Pull out every line below holding the word "this".

::::

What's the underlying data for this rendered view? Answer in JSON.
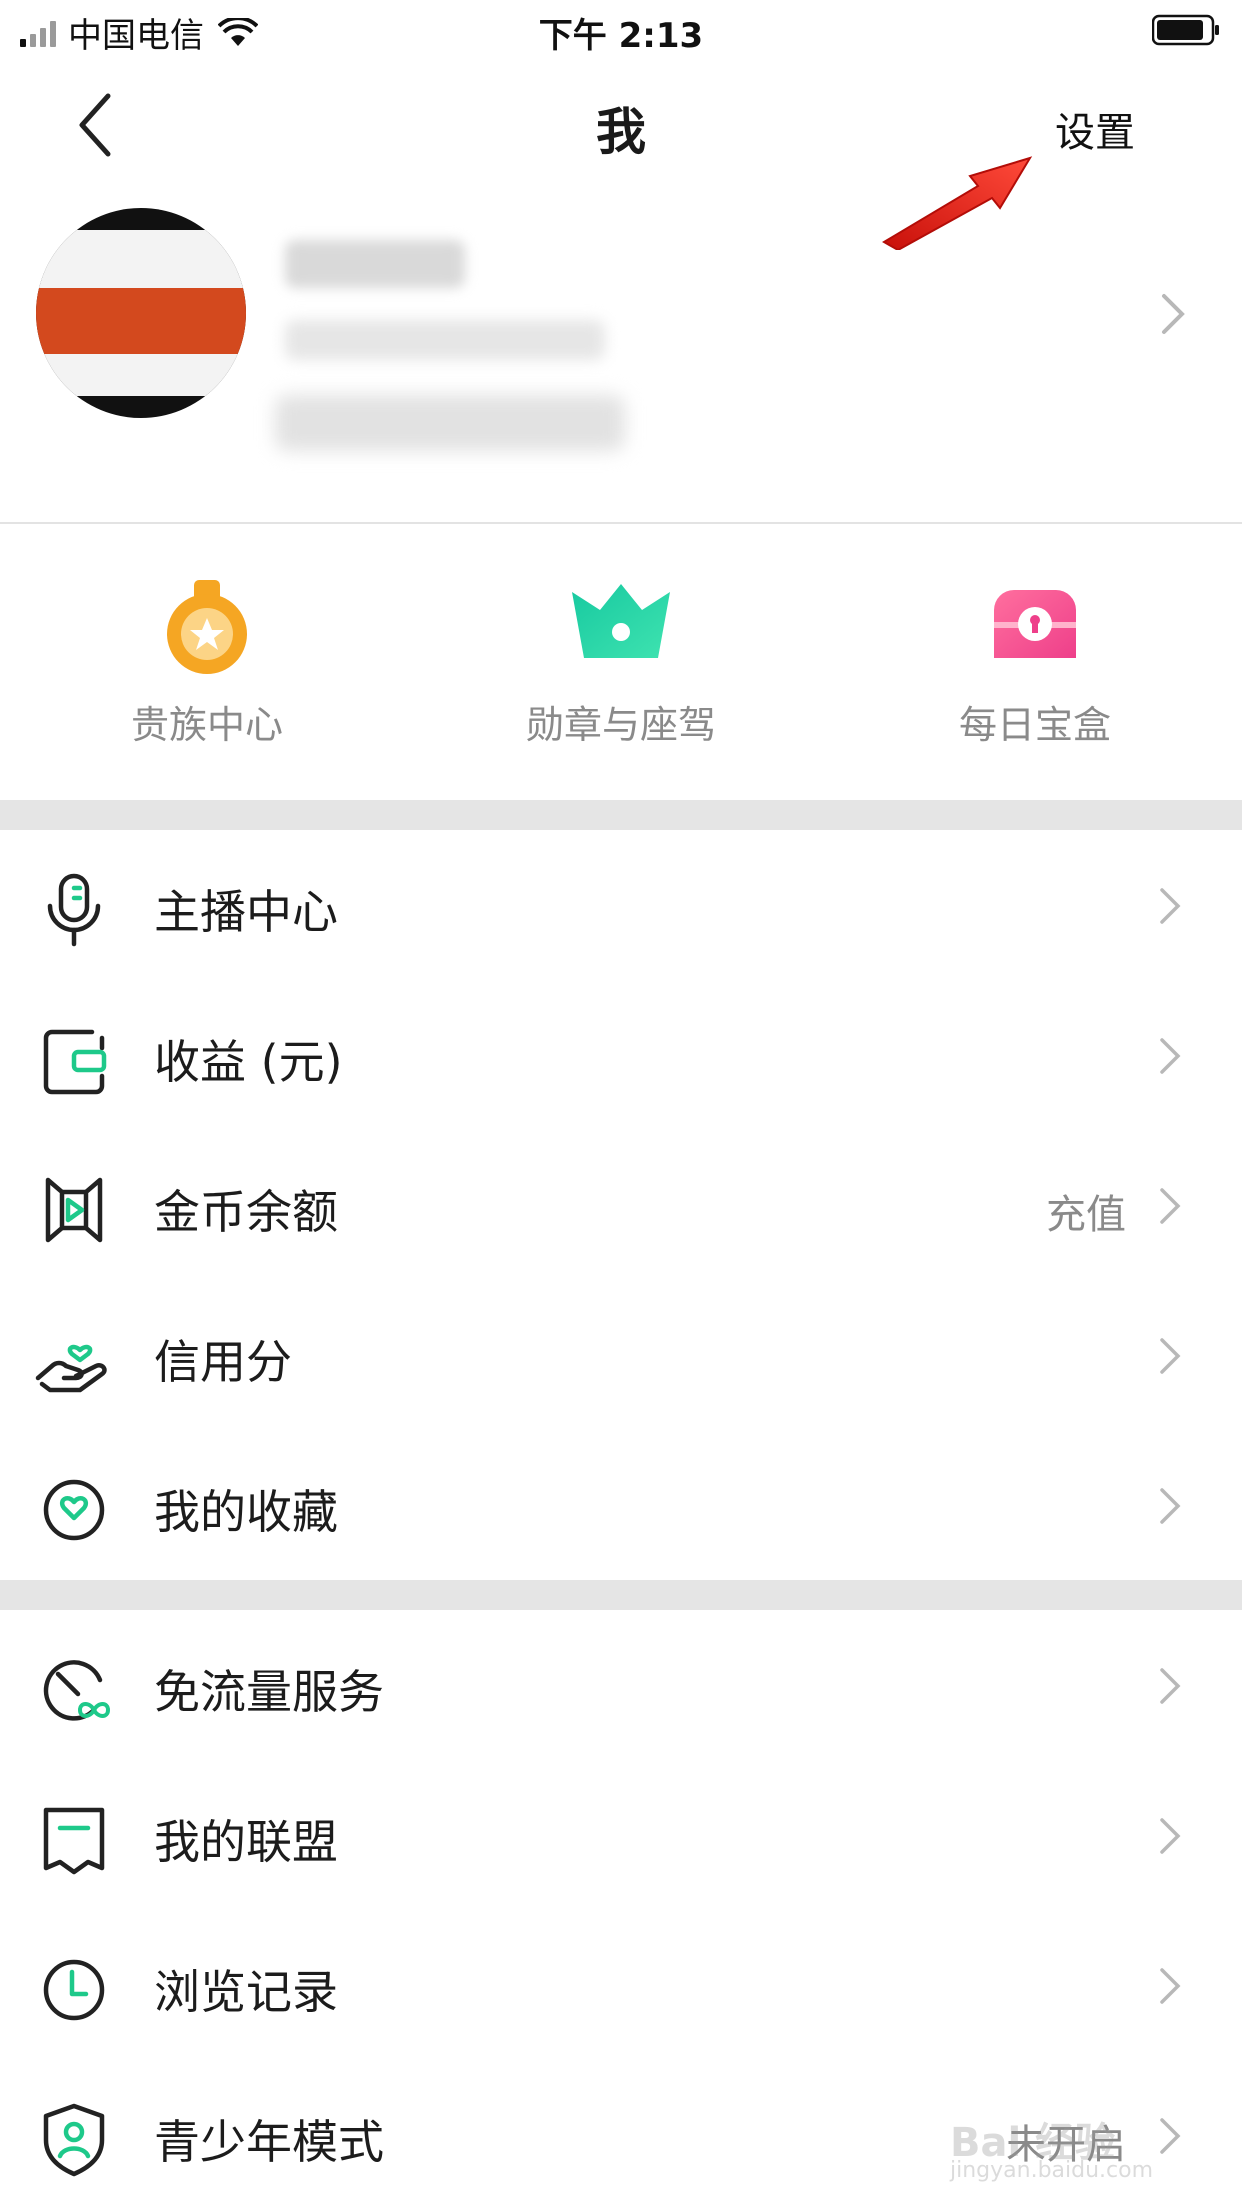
{
  "status_bar": {
    "carrier": "中国电信",
    "time": "下午 2:13"
  },
  "nav": {
    "title": "我",
    "settings_label": "设置"
  },
  "quick_tiles": [
    {
      "label": "贵族中心",
      "icon": "medal-icon"
    },
    {
      "label": "勋章与座驾",
      "icon": "crown-icon"
    },
    {
      "label": "每日宝盒",
      "icon": "treasure-box-icon"
    }
  ],
  "menu_group_1": [
    {
      "label": "主播中心",
      "icon": "microphone-icon",
      "value": ""
    },
    {
      "label": "收益 (元)",
      "icon": "wallet-icon",
      "value": ""
    },
    {
      "label": "金币余额",
      "icon": "coin-balance-icon",
      "value": "充值"
    },
    {
      "label": "信用分",
      "icon": "heart-hand-icon",
      "value": ""
    },
    {
      "label": "我的收藏",
      "icon": "heart-circle-icon",
      "value": ""
    }
  ],
  "menu_group_2": [
    {
      "label": "免流量服务",
      "icon": "data-free-icon",
      "value": ""
    },
    {
      "label": "我的联盟",
      "icon": "alliance-icon",
      "value": ""
    },
    {
      "label": "浏览记录",
      "icon": "clock-icon",
      "value": ""
    },
    {
      "label": "青少年模式",
      "icon": "shield-user-icon",
      "value": "未开启"
    }
  ],
  "watermark": {
    "text": "Bai 经验",
    "sub": "jingyan.baidu.com"
  },
  "colors": {
    "accent_green": "#1ec98a",
    "orange": "#f5a623",
    "pink": "#f0508c",
    "annotation_red": "#e8231c"
  }
}
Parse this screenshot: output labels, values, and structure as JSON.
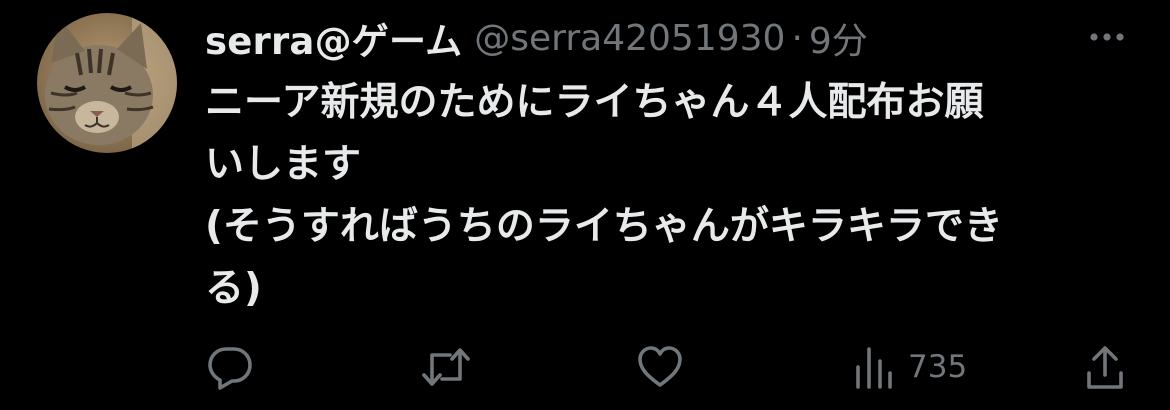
{
  "tweet": {
    "author": {
      "display_name": "serra@ゲーム",
      "handle": "@serra42051930",
      "avatar_icon": "cat-avatar-icon"
    },
    "separator": "·",
    "time": "9分",
    "text_lines": [
      "ニーア新規のためにライちゃん４人配布お願",
      "いします",
      "(そうすればうちのライちゃんがキラキラでき",
      "る)"
    ]
  },
  "actions": {
    "reply_icon": "reply-icon",
    "retweet_icon": "retweet-icon",
    "like_icon": "heart-icon",
    "views_icon": "views-icon",
    "views_count": "735",
    "share_icon": "share-icon",
    "more_icon": "more-icon"
  },
  "colors": {
    "background": "#000000",
    "primary_text": "#e7e9ea",
    "secondary_text": "#71767b"
  }
}
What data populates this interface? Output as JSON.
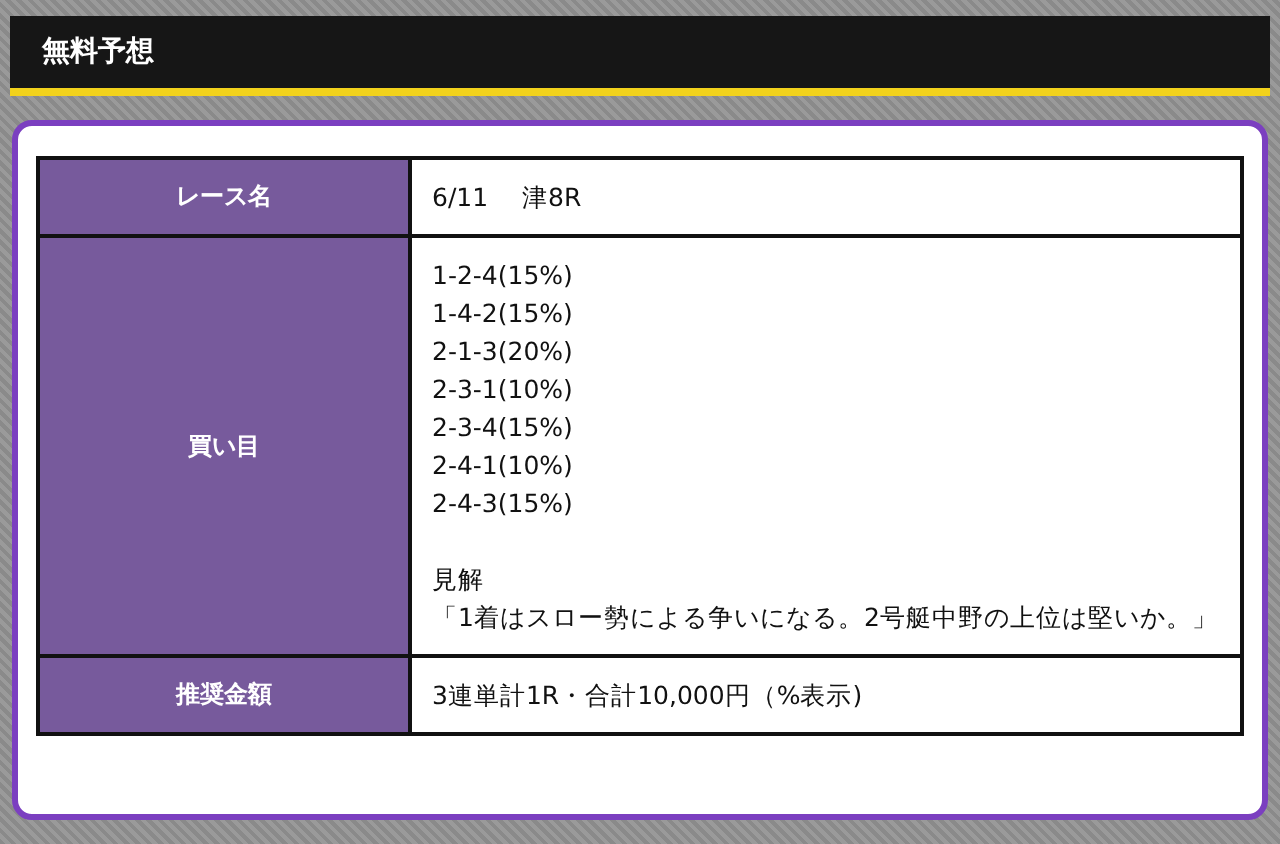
{
  "header": {
    "title": "無料予想"
  },
  "table": {
    "rows": [
      {
        "label": "レース名",
        "paragraphs": [
          [
            "6/11　 津8R"
          ]
        ]
      },
      {
        "label": "買い目",
        "paragraphs": [
          [
            "1-2-4(15%)",
            "1-4-2(15%)",
            "2-1-3(20%)",
            "2-3-1(10%)",
            "2-3-4(15%)",
            "2-4-1(10%)",
            "2-4-3(15%)"
          ],
          [
            "見解",
            "「1着はスロー勢による争いになる。2号艇中野の上位は堅いか。」"
          ]
        ]
      },
      {
        "label": "推奨金額",
        "paragraphs": [
          [
            "3連単計1R・合計10,000円（%表示)"
          ]
        ]
      }
    ]
  }
}
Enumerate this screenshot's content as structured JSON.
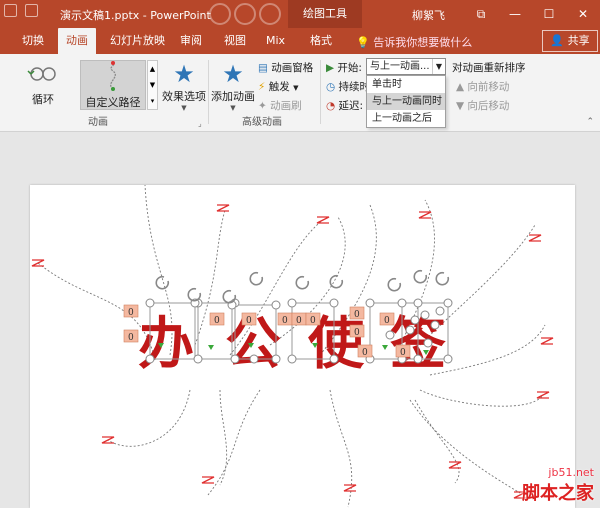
{
  "window": {
    "title": "演示文稿1.pptx - PowerPoint",
    "context_tab_group": "绘图工具",
    "user": "柳絮飞",
    "minimize": "—",
    "restore": "☐",
    "close": "✕"
  },
  "tabs": [
    {
      "label": "切换"
    },
    {
      "label": "动画"
    },
    {
      "label": "幻灯片放映"
    },
    {
      "label": "审阅"
    },
    {
      "label": "视图"
    },
    {
      "label": "Mix"
    },
    {
      "label": "格式"
    }
  ],
  "tell_me": "告诉我你想要做什么",
  "share": "共享",
  "ribbon": {
    "animation_gallery": {
      "items": [
        {
          "label": "循环"
        },
        {
          "label": "自定义路径"
        }
      ],
      "effect_options": "效果选项",
      "group_label": "动画"
    },
    "advanced": {
      "add_animation": "添加动画",
      "animation_pane": "动画窗格",
      "trigger": "触发",
      "painter": "动画刷",
      "group_label": "高级动画"
    },
    "timing": {
      "start_label": "开始:",
      "start_value": "与上一动画...",
      "duration_label": "持续时",
      "delay_label": "延迟:",
      "reorder_title": "对动画重新排序",
      "move_earlier": "向前移动",
      "move_later": "向后移动",
      "menu": [
        {
          "label": "单击时"
        },
        {
          "label": "与上一动画同时"
        },
        {
          "label": "上一动画之后"
        }
      ]
    }
  },
  "slide": {
    "text": [
      "办",
      "公",
      "使",
      "签"
    ],
    "tag_labels": [
      "0",
      "0",
      "0",
      "0",
      "0",
      "0",
      "0",
      "0",
      "0",
      "0",
      "0",
      "0"
    ]
  },
  "watermark": {
    "line1": "jb51.net",
    "line2": "脚本之家"
  },
  "colors": {
    "accent": "#b7472a",
    "text_red": "#c01818",
    "path_end": "#e03030"
  }
}
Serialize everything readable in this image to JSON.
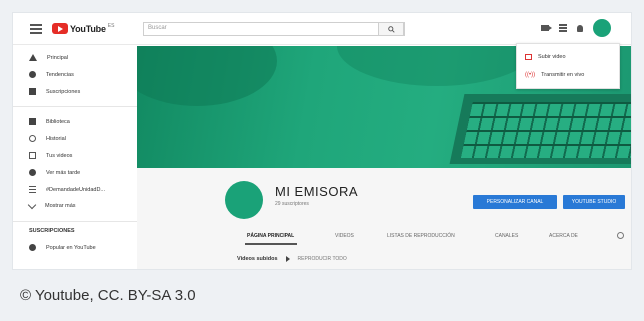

::::

# TASK ANSWER:
What's the underlying data for this rendered view? Answer in JSON.
Parse this screenshot: output labels, values, and structure as JSON.
What data populates this interface? Output as JSON.
Enumerate this screenshot's content as structured JSON.
Serialize everything readable in this image to JSON.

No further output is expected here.